▸ Short exercise:
Retype every entry exactly, character for character.

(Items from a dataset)
===============
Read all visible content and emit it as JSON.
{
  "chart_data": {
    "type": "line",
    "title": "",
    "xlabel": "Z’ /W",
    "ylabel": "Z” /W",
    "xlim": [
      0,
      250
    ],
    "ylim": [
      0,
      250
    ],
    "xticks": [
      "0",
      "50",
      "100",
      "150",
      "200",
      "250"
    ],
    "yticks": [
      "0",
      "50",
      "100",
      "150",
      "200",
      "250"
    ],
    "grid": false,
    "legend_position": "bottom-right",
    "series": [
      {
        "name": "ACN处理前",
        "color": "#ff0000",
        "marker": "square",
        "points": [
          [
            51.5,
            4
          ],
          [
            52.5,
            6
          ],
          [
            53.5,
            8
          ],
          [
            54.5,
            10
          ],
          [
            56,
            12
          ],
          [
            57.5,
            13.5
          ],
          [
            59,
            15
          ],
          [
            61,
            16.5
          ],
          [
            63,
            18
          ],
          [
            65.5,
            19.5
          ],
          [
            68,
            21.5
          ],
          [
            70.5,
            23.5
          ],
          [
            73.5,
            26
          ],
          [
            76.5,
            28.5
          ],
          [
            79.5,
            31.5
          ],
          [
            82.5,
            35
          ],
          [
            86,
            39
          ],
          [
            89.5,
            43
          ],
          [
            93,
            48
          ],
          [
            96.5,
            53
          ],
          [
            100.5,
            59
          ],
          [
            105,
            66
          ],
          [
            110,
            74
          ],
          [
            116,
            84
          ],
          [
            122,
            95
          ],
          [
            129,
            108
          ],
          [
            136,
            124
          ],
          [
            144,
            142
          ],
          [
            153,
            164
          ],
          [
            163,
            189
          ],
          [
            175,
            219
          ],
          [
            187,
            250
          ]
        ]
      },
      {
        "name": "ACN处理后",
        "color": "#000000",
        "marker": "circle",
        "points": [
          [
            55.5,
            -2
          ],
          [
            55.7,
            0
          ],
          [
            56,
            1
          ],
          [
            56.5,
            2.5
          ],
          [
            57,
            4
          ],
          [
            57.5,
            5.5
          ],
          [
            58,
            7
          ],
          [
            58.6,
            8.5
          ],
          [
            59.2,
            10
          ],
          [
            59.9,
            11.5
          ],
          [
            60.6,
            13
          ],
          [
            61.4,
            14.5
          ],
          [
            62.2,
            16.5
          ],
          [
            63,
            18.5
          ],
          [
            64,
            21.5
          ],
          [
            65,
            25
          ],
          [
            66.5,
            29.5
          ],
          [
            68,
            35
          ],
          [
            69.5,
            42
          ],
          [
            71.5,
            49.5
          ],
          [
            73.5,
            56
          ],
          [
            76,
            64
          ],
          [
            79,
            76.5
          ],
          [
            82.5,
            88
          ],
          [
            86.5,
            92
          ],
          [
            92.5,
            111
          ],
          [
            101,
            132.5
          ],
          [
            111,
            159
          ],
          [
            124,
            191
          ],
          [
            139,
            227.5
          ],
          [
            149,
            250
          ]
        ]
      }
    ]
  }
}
===============
▸ Complete output:
Read all visible content and emit it as JSON.
{
  "chart_data": {
    "type": "line",
    "title": "",
    "xlabel": "Z’ /W",
    "ylabel": "Z” /W",
    "xlim": [
      0,
      250
    ],
    "ylim": [
      0,
      250
    ],
    "xticks": [
      "0",
      "50",
      "100",
      "150",
      "200",
      "250"
    ],
    "yticks": [
      "0",
      "50",
      "100",
      "150",
      "200",
      "250"
    ],
    "grid": false,
    "legend_position": "bottom-right",
    "series": [
      {
        "name": "ACN处理前",
        "color": "#ff0000",
        "marker": "square",
        "points": [
          [
            51.5,
            4
          ],
          [
            52.5,
            6
          ],
          [
            53.5,
            8
          ],
          [
            54.5,
            10
          ],
          [
            56,
            12
          ],
          [
            57.5,
            13.5
          ],
          [
            59,
            15
          ],
          [
            61,
            16.5
          ],
          [
            63,
            18
          ],
          [
            65.5,
            19.5
          ],
          [
            68,
            21.5
          ],
          [
            70.5,
            23.5
          ],
          [
            73.5,
            26
          ],
          [
            76.5,
            28.5
          ],
          [
            79.5,
            31.5
          ],
          [
            82.5,
            35
          ],
          [
            86,
            39
          ],
          [
            89.5,
            43
          ],
          [
            93,
            48
          ],
          [
            96.5,
            53
          ],
          [
            100.5,
            59
          ],
          [
            105,
            66
          ],
          [
            110,
            74
          ],
          [
            116,
            84
          ],
          [
            122,
            95
          ],
          [
            129,
            108
          ],
          [
            136,
            124
          ],
          [
            144,
            142
          ],
          [
            153,
            164
          ],
          [
            163,
            189
          ],
          [
            175,
            219
          ],
          [
            187,
            250
          ]
        ]
      },
      {
        "name": "ACN处理后",
        "color": "#000000",
        "marker": "circle",
        "points": [
          [
            55.5,
            -2
          ],
          [
            55.7,
            0
          ],
          [
            56,
            1
          ],
          [
            56.5,
            2.5
          ],
          [
            57,
            4
          ],
          [
            57.5,
            5.5
          ],
          [
            58,
            7
          ],
          [
            58.6,
            8.5
          ],
          [
            59.2,
            10
          ],
          [
            59.9,
            11.5
          ],
          [
            60.6,
            13
          ],
          [
            61.4,
            14.5
          ],
          [
            62.2,
            16.5
          ],
          [
            63,
            18.5
          ],
          [
            64,
            21.5
          ],
          [
            65,
            25
          ],
          [
            66.5,
            29.5
          ],
          [
            68,
            35
          ],
          [
            69.5,
            42
          ],
          [
            71.5,
            49.5
          ],
          [
            73.5,
            56
          ],
          [
            76,
            64
          ],
          [
            79,
            76.5
          ],
          [
            82.5,
            88
          ],
          [
            86.5,
            92
          ],
          [
            92.5,
            111
          ],
          [
            101,
            132.5
          ],
          [
            111,
            159
          ],
          [
            124,
            191
          ],
          [
            139,
            227.5
          ],
          [
            149,
            250
          ]
        ]
      }
    ]
  }
}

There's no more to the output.